### Material for the task

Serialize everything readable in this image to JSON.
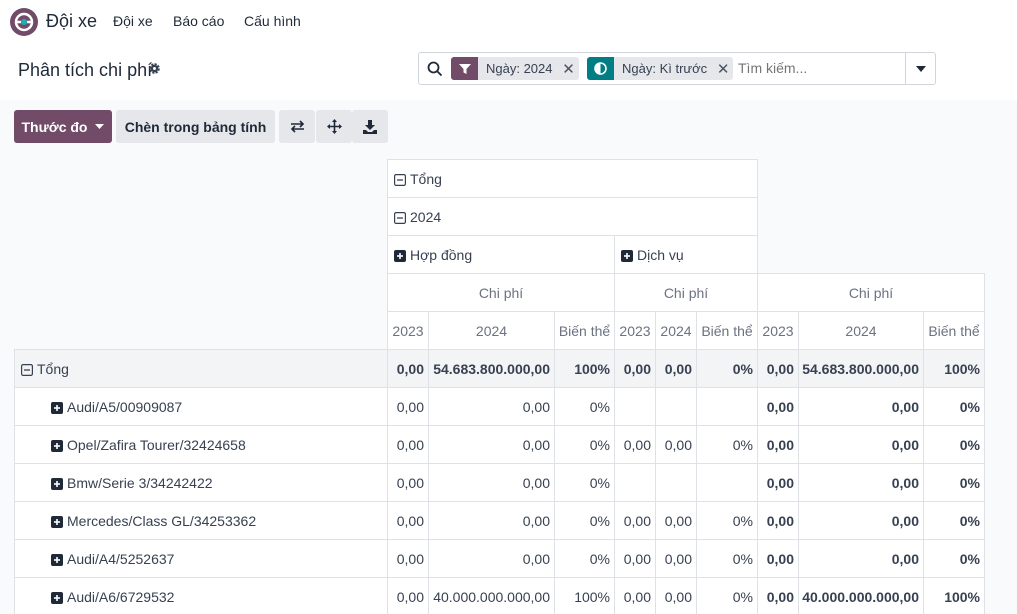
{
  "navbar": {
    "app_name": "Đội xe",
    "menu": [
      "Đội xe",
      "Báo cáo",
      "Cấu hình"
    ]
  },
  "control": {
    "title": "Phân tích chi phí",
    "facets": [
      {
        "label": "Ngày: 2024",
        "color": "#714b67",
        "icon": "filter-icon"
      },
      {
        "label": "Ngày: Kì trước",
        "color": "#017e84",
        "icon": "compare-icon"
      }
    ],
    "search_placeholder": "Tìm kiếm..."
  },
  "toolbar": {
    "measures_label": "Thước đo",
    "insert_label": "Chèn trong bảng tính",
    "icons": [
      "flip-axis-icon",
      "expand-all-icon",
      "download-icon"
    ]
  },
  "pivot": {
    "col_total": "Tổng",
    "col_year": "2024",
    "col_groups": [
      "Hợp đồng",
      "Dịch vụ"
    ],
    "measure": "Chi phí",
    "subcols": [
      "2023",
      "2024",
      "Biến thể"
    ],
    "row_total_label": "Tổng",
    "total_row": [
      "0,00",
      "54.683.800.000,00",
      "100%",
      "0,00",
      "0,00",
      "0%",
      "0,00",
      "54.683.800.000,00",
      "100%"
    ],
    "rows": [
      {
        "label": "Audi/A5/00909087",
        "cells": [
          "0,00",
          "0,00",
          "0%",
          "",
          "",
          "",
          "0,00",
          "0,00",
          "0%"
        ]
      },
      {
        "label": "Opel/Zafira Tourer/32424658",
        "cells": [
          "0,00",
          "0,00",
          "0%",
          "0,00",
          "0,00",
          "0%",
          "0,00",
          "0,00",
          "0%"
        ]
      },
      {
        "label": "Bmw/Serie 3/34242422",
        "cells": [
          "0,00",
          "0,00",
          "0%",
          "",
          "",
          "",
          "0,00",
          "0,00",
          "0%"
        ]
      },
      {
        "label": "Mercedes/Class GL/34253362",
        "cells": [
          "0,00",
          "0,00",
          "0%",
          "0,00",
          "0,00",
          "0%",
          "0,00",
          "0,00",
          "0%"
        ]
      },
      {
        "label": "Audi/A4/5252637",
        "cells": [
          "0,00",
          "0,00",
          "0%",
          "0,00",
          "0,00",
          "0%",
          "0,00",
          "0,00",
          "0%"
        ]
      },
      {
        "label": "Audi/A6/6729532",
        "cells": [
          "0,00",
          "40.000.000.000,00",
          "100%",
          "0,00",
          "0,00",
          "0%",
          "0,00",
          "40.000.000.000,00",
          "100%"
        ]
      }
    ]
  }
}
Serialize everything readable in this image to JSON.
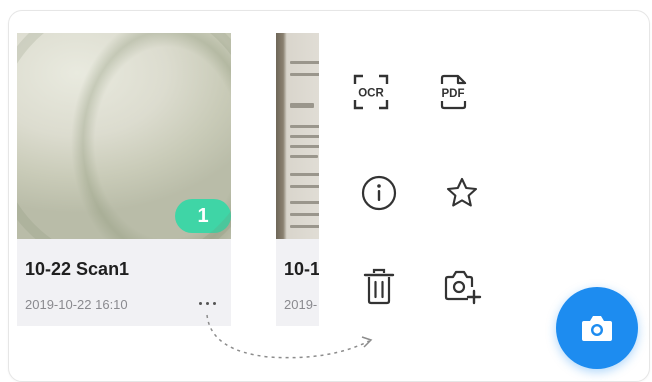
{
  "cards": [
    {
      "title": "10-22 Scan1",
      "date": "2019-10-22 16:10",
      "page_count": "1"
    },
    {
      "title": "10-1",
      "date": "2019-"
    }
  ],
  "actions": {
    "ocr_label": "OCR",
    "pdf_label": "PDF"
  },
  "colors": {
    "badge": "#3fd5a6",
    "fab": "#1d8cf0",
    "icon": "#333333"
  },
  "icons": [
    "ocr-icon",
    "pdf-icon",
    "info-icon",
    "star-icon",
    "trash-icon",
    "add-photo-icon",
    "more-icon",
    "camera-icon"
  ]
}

### Given problem
Your task is an exact transcription of all the data, minus the pictures.

### Right answer
Serialize everything readable in this image to JSON.
{
  "navbar": {
    "app_name": "Đội xe",
    "menu": [
      "Đội xe",
      "Báo cáo",
      "Cấu hình"
    ]
  },
  "control": {
    "title": "Phân tích chi phí",
    "facets": [
      {
        "label": "Ngày: 2024",
        "color": "#714b67",
        "icon": "filter-icon"
      },
      {
        "label": "Ngày: Kì trước",
        "color": "#017e84",
        "icon": "compare-icon"
      }
    ],
    "search_placeholder": "Tìm kiếm..."
  },
  "toolbar": {
    "measures_label": "Thước đo",
    "insert_label": "Chèn trong bảng tính",
    "icons": [
      "flip-axis-icon",
      "expand-all-icon",
      "download-icon"
    ]
  },
  "pivot": {
    "col_total": "Tổng",
    "col_year": "2024",
    "col_groups": [
      "Hợp đồng",
      "Dịch vụ"
    ],
    "measure": "Chi phí",
    "subcols": [
      "2023",
      "2024",
      "Biến thể"
    ],
    "row_total_label": "Tổng",
    "total_row": [
      "0,00",
      "54.683.800.000,00",
      "100%",
      "0,00",
      "0,00",
      "0%",
      "0,00",
      "54.683.800.000,00",
      "100%"
    ],
    "rows": [
      {
        "label": "Audi/A5/00909087",
        "cells": [
          "0,00",
          "0,00",
          "0%",
          "",
          "",
          "",
          "0,00",
          "0,00",
          "0%"
        ]
      },
      {
        "label": "Opel/Zafira Tourer/32424658",
        "cells": [
          "0,00",
          "0,00",
          "0%",
          "0,00",
          "0,00",
          "0%",
          "0,00",
          "0,00",
          "0%"
        ]
      },
      {
        "label": "Bmw/Serie 3/34242422",
        "cells": [
          "0,00",
          "0,00",
          "0%",
          "",
          "",
          "",
          "0,00",
          "0,00",
          "0%"
        ]
      },
      {
        "label": "Mercedes/Class GL/34253362",
        "cells": [
          "0,00",
          "0,00",
          "0%",
          "0,00",
          "0,00",
          "0%",
          "0,00",
          "0,00",
          "0%"
        ]
      },
      {
        "label": "Audi/A4/5252637",
        "cells": [
          "0,00",
          "0,00",
          "0%",
          "0,00",
          "0,00",
          "0%",
          "0,00",
          "0,00",
          "0%"
        ]
      },
      {
        "label": "Audi/A6/6729532",
        "cells": [
          "0,00",
          "40.000.000.000,00",
          "100%",
          "0,00",
          "0,00",
          "0%",
          "0,00",
          "40.000.000.000,00",
          "100%"
        ]
      }
    ]
  }
}
Serialize everything readable in this image to JSON.
{
  "cards": [
    {
      "title": "10-22 Scan1",
      "date": "2019-10-22 16:10",
      "page_count": "1"
    },
    {
      "title": "10-1",
      "date": "2019-"
    }
  ],
  "actions": {
    "ocr_label": "OCR",
    "pdf_label": "PDF"
  },
  "colors": {
    "badge": "#3fd5a6",
    "fab": "#1d8cf0",
    "icon": "#333333"
  },
  "icons": [
    "ocr-icon",
    "pdf-icon",
    "info-icon",
    "star-icon",
    "trash-icon",
    "add-photo-icon",
    "more-icon",
    "camera-icon"
  ]
}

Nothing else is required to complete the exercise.